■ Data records
______________________________
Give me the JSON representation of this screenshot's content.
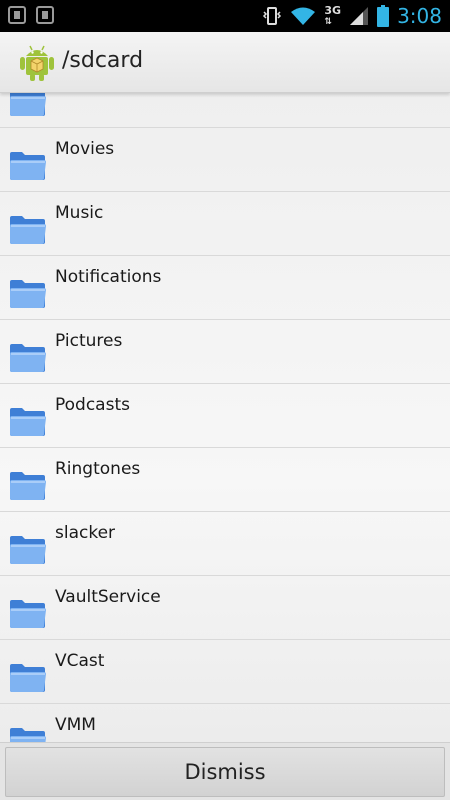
{
  "status_bar": {
    "time": "3:08",
    "network": "3G",
    "icons": [
      "usb-debug-icon",
      "download-icon",
      "vibrate-icon",
      "wifi-icon",
      "3g-icon",
      "signal-icon",
      "battery-icon"
    ]
  },
  "action_bar": {
    "title": "/sdcard",
    "icon": "android-app-icon"
  },
  "list": {
    "items": [
      {
        "label": ""
      },
      {
        "label": "Movies"
      },
      {
        "label": "Music"
      },
      {
        "label": "Notifications"
      },
      {
        "label": "Pictures"
      },
      {
        "label": "Podcasts"
      },
      {
        "label": "Ringtones"
      },
      {
        "label": "slacker"
      },
      {
        "label": "VaultService"
      },
      {
        "label": "VCast"
      },
      {
        "label": "VMM"
      }
    ]
  },
  "footer": {
    "dismiss_label": "Dismiss"
  },
  "colors": {
    "accent": "#33b5e5",
    "folder": "#5b9be8"
  }
}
______________________________
■ GIVEN REQUEST
Please write out all of the material above without changing a word, and omit any pictures.

■ IN RESPONSE
Give me the JSON representation of this screenshot's content.
{
  "status_bar": {
    "time": "3:08",
    "network": "3G",
    "icons": [
      "usb-debug-icon",
      "download-icon",
      "vibrate-icon",
      "wifi-icon",
      "3g-icon",
      "signal-icon",
      "battery-icon"
    ]
  },
  "action_bar": {
    "title": "/sdcard",
    "icon": "android-app-icon"
  },
  "list": {
    "items": [
      {
        "label": ""
      },
      {
        "label": "Movies"
      },
      {
        "label": "Music"
      },
      {
        "label": "Notifications"
      },
      {
        "label": "Pictures"
      },
      {
        "label": "Podcasts"
      },
      {
        "label": "Ringtones"
      },
      {
        "label": "slacker"
      },
      {
        "label": "VaultService"
      },
      {
        "label": "VCast"
      },
      {
        "label": "VMM"
      }
    ]
  },
  "footer": {
    "dismiss_label": "Dismiss"
  },
  "colors": {
    "accent": "#33b5e5",
    "folder": "#5b9be8"
  }
}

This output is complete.